Reproduce every line in the listing that contains the word "Give".

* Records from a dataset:
· · · · ·
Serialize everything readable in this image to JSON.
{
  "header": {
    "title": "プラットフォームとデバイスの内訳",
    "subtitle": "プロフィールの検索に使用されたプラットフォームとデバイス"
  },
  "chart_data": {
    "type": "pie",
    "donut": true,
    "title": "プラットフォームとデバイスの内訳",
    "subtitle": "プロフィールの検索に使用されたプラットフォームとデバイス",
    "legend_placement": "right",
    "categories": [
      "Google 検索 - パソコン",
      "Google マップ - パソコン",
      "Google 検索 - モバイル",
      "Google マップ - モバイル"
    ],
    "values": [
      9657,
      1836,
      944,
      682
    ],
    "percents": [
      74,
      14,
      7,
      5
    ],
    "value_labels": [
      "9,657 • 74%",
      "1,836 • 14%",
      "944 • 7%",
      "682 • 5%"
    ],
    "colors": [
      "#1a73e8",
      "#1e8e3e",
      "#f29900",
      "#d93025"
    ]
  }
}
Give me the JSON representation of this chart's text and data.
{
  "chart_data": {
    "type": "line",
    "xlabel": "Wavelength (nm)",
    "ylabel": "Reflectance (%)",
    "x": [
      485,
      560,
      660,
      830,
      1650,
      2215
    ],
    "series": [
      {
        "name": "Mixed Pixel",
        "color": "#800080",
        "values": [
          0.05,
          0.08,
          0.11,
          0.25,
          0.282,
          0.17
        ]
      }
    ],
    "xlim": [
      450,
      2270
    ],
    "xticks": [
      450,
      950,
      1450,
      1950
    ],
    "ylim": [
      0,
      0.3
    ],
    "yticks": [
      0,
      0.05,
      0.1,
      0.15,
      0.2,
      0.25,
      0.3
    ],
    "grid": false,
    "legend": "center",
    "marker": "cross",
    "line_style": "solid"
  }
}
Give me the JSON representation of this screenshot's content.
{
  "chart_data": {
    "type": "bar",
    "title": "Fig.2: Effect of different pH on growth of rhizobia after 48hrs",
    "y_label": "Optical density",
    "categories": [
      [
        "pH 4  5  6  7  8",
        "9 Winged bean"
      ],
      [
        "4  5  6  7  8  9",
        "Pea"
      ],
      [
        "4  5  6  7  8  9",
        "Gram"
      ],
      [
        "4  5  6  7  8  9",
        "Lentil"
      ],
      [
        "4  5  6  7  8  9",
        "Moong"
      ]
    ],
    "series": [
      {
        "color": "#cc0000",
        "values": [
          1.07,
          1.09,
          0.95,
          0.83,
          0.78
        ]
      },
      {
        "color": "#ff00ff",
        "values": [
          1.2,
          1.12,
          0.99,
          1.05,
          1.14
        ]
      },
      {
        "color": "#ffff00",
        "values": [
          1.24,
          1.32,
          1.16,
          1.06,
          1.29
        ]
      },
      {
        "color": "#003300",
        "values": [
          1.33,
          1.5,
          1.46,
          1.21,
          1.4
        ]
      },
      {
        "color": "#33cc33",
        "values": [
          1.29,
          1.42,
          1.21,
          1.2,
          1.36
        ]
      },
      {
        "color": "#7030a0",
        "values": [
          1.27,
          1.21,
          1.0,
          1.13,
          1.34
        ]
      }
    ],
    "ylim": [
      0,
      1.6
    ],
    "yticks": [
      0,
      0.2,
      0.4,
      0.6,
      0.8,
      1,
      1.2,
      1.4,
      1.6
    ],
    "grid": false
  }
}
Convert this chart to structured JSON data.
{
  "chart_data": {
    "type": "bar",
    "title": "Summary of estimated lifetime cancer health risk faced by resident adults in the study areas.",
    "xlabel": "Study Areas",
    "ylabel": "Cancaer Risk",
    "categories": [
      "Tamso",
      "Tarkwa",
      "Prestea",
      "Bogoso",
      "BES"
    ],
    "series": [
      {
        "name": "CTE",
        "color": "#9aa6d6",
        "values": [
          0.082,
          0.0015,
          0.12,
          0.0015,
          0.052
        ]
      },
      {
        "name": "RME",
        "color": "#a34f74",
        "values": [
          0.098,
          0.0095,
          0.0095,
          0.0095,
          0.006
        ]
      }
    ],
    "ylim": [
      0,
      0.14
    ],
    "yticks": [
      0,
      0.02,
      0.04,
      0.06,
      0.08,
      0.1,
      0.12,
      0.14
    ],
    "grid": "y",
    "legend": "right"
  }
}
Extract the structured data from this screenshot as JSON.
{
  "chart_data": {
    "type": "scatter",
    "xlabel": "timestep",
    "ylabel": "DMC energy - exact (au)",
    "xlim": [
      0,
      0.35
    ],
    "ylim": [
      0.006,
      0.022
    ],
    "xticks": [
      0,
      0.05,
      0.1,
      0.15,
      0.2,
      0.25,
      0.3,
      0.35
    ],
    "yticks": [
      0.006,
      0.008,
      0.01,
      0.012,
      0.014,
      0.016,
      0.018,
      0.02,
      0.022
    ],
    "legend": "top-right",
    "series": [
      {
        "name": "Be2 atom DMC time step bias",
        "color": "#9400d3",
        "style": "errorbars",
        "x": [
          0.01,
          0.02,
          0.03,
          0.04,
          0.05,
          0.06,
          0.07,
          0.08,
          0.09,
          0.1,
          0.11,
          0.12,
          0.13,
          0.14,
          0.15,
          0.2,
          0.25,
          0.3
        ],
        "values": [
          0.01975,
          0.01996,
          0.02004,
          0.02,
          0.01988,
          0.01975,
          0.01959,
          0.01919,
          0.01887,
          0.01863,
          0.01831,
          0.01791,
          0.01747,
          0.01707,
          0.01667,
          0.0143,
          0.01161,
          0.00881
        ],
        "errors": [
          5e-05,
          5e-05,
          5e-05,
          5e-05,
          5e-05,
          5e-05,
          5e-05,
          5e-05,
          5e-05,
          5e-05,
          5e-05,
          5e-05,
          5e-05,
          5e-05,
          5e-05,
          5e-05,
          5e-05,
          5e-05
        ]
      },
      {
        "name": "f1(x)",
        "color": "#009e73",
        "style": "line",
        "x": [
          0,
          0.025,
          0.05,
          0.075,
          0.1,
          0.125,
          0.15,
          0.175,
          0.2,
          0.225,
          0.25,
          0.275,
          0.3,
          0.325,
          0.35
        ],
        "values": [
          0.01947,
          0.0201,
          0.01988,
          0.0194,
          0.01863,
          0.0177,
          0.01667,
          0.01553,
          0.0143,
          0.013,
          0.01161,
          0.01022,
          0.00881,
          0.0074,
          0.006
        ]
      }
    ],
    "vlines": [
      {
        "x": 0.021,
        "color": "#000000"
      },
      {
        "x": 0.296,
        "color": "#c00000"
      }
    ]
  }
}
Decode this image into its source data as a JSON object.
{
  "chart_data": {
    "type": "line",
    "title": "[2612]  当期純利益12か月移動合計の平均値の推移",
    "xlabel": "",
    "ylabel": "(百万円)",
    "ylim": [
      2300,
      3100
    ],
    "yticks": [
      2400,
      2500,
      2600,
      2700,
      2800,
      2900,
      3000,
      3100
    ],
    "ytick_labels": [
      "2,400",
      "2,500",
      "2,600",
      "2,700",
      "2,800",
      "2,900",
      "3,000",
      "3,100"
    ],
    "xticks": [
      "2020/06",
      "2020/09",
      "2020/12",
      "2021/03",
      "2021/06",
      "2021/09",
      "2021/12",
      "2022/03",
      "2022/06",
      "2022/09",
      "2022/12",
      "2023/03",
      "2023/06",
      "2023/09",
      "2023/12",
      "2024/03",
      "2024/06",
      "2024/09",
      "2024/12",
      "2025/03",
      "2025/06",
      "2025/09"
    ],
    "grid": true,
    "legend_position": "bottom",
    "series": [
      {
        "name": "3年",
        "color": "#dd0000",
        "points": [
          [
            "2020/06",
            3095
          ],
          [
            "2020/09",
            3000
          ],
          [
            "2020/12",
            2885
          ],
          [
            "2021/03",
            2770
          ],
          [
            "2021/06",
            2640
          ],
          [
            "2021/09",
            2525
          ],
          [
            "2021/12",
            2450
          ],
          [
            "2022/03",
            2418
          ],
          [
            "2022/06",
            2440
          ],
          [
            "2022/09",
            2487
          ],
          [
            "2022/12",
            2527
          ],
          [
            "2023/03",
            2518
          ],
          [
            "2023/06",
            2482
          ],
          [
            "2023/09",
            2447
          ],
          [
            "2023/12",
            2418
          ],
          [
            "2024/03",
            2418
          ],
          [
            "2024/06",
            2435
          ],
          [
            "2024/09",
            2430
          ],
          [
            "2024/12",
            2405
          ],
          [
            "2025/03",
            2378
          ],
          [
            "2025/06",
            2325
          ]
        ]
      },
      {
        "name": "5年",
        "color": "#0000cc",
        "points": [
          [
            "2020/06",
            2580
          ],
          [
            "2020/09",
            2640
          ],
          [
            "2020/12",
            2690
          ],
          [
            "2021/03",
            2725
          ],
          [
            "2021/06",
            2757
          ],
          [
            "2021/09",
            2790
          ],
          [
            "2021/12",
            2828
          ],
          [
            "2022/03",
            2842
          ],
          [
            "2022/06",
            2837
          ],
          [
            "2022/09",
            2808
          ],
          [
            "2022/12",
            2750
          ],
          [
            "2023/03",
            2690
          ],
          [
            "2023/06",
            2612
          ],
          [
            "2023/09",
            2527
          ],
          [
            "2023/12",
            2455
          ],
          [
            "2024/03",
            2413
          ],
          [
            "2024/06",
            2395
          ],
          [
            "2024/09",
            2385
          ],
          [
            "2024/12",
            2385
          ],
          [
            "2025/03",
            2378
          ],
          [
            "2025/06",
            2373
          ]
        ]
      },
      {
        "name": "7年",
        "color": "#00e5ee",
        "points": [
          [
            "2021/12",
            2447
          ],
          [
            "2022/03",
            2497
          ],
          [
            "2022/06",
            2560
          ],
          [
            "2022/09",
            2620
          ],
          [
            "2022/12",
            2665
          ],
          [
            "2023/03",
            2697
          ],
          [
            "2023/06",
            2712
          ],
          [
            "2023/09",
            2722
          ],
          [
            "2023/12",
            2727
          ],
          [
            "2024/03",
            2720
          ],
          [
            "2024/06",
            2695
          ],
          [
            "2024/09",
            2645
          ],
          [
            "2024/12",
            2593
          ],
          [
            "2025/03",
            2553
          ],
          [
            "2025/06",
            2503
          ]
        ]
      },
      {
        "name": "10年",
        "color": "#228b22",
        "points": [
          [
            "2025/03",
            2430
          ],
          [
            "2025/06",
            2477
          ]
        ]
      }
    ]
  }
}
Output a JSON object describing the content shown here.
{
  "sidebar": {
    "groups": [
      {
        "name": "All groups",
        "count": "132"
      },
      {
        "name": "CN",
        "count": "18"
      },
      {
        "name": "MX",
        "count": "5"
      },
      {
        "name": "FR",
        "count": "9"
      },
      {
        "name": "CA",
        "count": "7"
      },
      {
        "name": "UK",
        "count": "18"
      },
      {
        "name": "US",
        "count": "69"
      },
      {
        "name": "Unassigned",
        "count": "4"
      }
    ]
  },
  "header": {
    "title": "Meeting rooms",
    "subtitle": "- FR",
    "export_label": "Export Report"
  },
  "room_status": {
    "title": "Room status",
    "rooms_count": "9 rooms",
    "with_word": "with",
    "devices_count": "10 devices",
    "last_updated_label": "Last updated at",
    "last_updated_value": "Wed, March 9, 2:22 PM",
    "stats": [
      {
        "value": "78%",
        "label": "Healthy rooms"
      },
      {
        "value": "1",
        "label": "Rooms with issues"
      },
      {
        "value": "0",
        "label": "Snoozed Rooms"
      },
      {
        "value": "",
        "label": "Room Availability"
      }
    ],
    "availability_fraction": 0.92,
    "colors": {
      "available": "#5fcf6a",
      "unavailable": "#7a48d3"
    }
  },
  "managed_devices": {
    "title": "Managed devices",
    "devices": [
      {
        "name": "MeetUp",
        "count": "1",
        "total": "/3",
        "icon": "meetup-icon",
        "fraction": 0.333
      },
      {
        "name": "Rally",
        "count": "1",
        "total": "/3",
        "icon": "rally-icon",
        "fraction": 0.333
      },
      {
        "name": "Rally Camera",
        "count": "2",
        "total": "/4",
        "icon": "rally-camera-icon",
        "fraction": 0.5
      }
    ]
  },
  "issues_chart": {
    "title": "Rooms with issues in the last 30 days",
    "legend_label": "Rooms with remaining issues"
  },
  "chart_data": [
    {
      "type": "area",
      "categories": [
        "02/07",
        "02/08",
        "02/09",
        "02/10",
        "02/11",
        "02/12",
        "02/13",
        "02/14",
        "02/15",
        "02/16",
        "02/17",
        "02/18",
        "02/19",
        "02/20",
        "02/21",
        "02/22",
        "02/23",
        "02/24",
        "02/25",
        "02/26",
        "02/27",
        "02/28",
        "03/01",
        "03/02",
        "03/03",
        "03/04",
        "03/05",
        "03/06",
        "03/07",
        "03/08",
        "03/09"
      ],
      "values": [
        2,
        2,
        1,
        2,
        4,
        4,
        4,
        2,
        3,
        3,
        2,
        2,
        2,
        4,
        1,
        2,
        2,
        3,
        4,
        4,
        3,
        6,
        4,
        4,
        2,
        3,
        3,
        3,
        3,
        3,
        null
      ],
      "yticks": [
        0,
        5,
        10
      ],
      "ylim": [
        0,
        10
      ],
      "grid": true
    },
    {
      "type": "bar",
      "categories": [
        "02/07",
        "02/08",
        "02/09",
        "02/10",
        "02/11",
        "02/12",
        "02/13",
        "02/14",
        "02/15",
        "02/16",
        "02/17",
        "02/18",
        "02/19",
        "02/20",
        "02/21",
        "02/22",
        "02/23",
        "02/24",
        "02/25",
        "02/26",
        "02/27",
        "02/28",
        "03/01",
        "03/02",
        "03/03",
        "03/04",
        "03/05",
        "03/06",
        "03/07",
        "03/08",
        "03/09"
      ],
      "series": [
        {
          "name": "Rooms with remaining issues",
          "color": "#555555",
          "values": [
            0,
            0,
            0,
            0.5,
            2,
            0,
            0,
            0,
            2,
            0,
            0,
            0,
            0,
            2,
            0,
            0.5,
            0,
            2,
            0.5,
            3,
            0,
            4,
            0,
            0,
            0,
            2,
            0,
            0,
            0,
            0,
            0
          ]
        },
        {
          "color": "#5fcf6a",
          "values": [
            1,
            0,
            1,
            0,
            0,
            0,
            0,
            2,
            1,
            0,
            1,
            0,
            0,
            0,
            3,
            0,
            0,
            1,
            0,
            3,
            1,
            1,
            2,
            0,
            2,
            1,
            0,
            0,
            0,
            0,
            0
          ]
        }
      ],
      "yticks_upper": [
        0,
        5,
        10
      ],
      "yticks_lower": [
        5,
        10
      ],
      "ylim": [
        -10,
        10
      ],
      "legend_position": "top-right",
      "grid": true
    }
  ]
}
· · · · ·
* COMPLETE RESPONSE:
Give me the JSON representation of this chart's text and data.
Give me the JSON representation of this screenshot's content.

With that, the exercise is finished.